* START *

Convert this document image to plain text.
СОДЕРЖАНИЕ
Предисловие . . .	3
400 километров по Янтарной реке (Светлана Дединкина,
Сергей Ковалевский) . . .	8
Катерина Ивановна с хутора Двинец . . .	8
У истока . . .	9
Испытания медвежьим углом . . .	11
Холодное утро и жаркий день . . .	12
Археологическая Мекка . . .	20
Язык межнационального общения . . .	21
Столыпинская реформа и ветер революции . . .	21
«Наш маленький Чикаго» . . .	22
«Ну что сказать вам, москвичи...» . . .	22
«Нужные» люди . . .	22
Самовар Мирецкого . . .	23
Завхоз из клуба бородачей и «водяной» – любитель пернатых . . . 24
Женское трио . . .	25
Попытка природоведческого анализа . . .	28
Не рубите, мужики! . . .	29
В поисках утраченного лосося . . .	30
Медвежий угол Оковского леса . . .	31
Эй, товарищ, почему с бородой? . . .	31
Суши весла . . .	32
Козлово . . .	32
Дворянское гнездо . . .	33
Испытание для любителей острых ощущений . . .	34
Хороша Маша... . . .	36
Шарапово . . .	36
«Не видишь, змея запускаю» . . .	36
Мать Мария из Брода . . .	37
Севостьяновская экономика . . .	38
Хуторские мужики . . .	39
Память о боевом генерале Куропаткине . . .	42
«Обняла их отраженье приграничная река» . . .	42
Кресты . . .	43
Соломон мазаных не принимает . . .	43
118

* END *

Copy the data above exactly. Every line must be included.

= REPLY TO THE TASK =
Convert this document image to plain text.
СОДЕРЖАНИЕ
Предисловие . . .	3
400 километров по Янтарной реке (Светлана Дединкина,
Сергей Ковалевский) . . .	8
Катерина Ивановна с хутора Двинец . . .	8
У истока . . .	9
Испытания медвежьим углом . . .	11
Холодное утро и жаркий день . . .	12
Археологическая Мекка . . .	20
Язык межнационального общения . . .	21
Столыпинская реформа и ветер революции . . .	21
«Наш маленький Чикаго» . . .	22
«Ну что сказать вам, москвичи...» . . .	22
«Нужные» люди . . .	22
Самовар Мирецкого . . .	23
Завхоз из клуба бородачей и «водяной» – любитель пернатых . . . 24
Женское трио . . .	25
Попытка природоведческого анализа . . .	28
Не рубите, мужики! . . .	29
В поисках утраченного лосося . . .	30
Медвежий угол Оковского леса . . .	31
Эй, товарищ, почему с бородой? . . .	31
Суши весла . . .	32
Козлово . . .	32
Дворянское гнездо . . .	33
Испытание для любителей острых ощущений . . .	34
Хороша Маша... . . .	36
Шарапово . . .	36
«Не видишь, змея запускаю» . . .	36
Мать Мария из Брода . . .	37
Севостьяновская экономика . . .	38
Хуторские мужики . . .	39
Память о боевом генерале Куропаткине . . .	42
«Обняла их отраженье приграничная река» . . .	42
Кресты . . .	43
Соломон мазаных не принимает . . .	43
118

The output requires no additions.